Go through the listing and return every line with "RRLL" in it.

- - - -

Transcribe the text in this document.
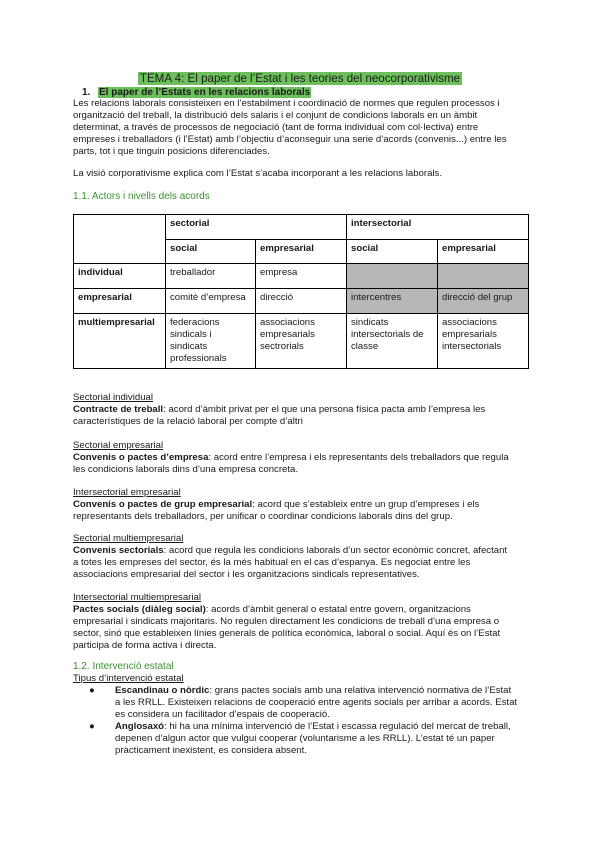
TEMA 4: El paper de l’Estat i les teories del neocorporativisme
1. El paper de l’Estats en les relacions laborals
Les relacions laborals consisteixen en l’estabilment i coordinació de normes que regulen processos i
organització del treball, la distribució dels salaris i el conjunt de condicions laborals en un àmbit
determinat, a través de processos de negociació (tant de forma individual com col·lectiva) entre
empreses i treballadors (i l’Estat) amb l’objectiu d’aconseguir una serie d’acords (convenis...) entre les
parts, tot i que tinguin posicions diferenciades.
La visió corporativisme explica com l’Estat s’acaba incorporant a les relacions laborals.
1.1. Actors i nivells dels acords
	sectorial		intersectorial	
	social	empresarial	social	empresarial
individual	treballador	empresa		
empresarial	comitè d’empresa	direcció	intercentres	direcció del grup
multiempresarial	federacions sindicals i sindicats professionals	associacions empresarials sectrorials	sindicats intersectorials de classe	associacions empresarials intersectorials
Sectorial individual
Contracte de treball: acord d’àmbit privat per el que una persona física pacta amb l’empresa les
característiques de la relació laboral per compte d’altri
Sectorial empresarial
Convenis o pactes d’empresa: acord entre l’empresa i els representants dels treballadors que regula
les condicions laborals dins d’una empresa concreta.
Intersectorial empresarial
Convenis o pactes de grup empresarial: acord que s’estableix entre un grup d’empreses i els
representants dels treballadors, per unificar o coordinar condicions laborals dins del grup.
Sectorial multiempresarial
Convenis sectorials: acord que regula les condicions laborals d’un sector econòmic concret, afectant
a totes les empreses del sector, és la més habitual en el cas d’espanya. Es negociat entre les
associacions empresarial del sector i les organitzacions sindicals representatives.
Intersectorial multiempresarial
Pactes socials (diàleg social): acords d’àmbit general o estatal entre govern, organitzacions
empresarial i sindicats majoritaris. No regulen directament les condicions de treball d’una empresa o
sector, sinó que estableixen línies generals de política econòmica, laboral o social. Aquí és on l’Estat
participa de forma activa i directa.
1.2. Intervenció estatal
Tipus d’intervenció estatal
● Escandinau o nòrdic: grans pactes socials amb una relativa intervenció normativa de l’Estat
a les RRLL. Existeixen relacions de cooperació entre agents socials per arribar a acords. Estat
es considera un facilitador d’espais de cooperació.
● Anglosaxó: hi ha una mínima intervenció de l’Estat i escassa regulació del mercat de treball,
depenen d’algun actor que vulgui cooperar (voluntarisme a les RRLL). L’estat té un paper
pràcticament inexistent, es considera absent.
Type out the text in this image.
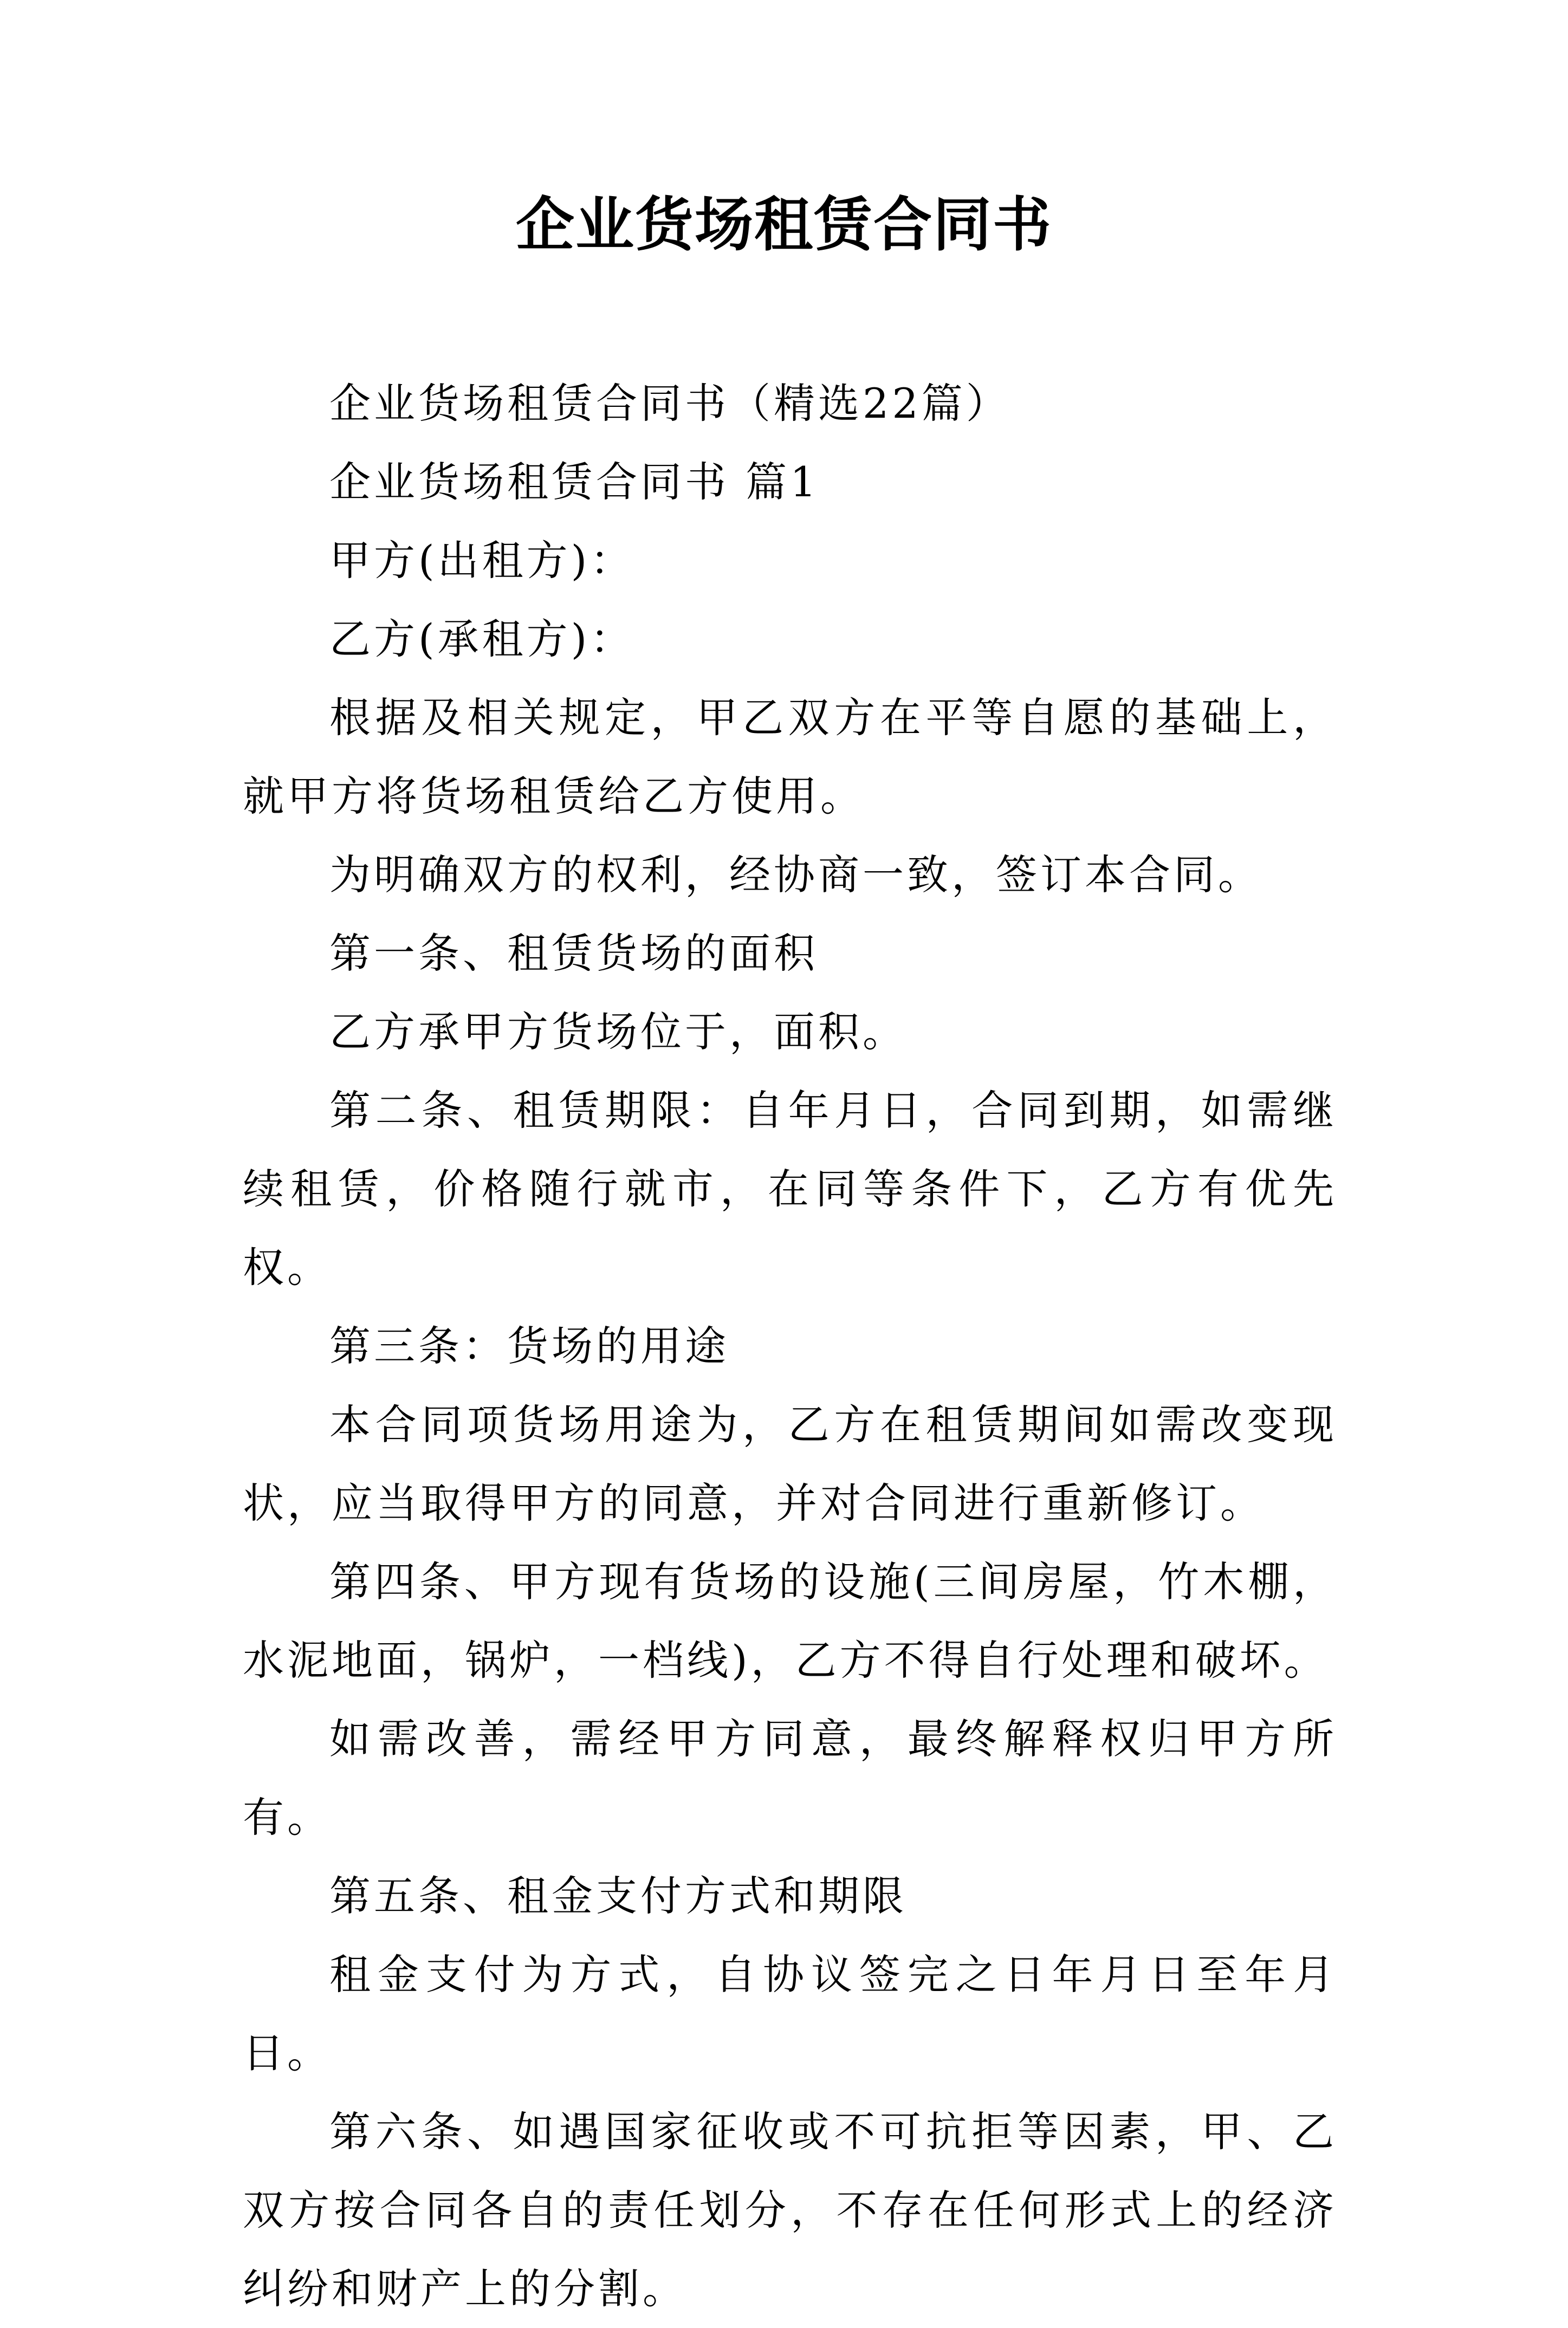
企业货场租赁合同书

企业货场租赁合同书（精选22篇）

企业货场租赁合同书 篇1

甲方(出租方)：

乙方(承租方)：

根据及相关规定，甲乙双方在平等自愿的基础上，就甲方将货场租赁给乙方使用。

为明确双方的权利，经协商一致，签订本合同。

第一条、租赁货场的面积

乙方承甲方货场位于，面积。

第二条、租赁期限：自年月日，合同到期，如需继续租赁，价格随行就市，在同等条件下，乙方有优先权。

第三条：货场的用途

本合同项货场用途为，乙方在租赁期间如需改变现状，应当取得甲方的同意，并对合同进行重新修订。

第四条、甲方现有货场的设施(三间房屋，竹木棚，水泥地面，锅炉，一档线)，乙方不得自行处理和破坏。

如需改善，需经甲方同意，最终解释权归甲方所有。

第五条、租金支付方式和期限

租金支付为方式，自协议签完之日年月日至年月日。

第六条、如遇国家征收或不可抗拒等因素，甲、乙双方按合同各自的责任划分，不存在任何形式上的经济纠纷和财产上的分割。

- - - -

**ANSWER TO THIS TASK**
a les RRLL. Existeixen relacions de cooperació entre agents socials per arribar a acords. Estat
depenen d’algun actor que vulgui cooperar (voluntarisme a les RRLL). L’estat té un paper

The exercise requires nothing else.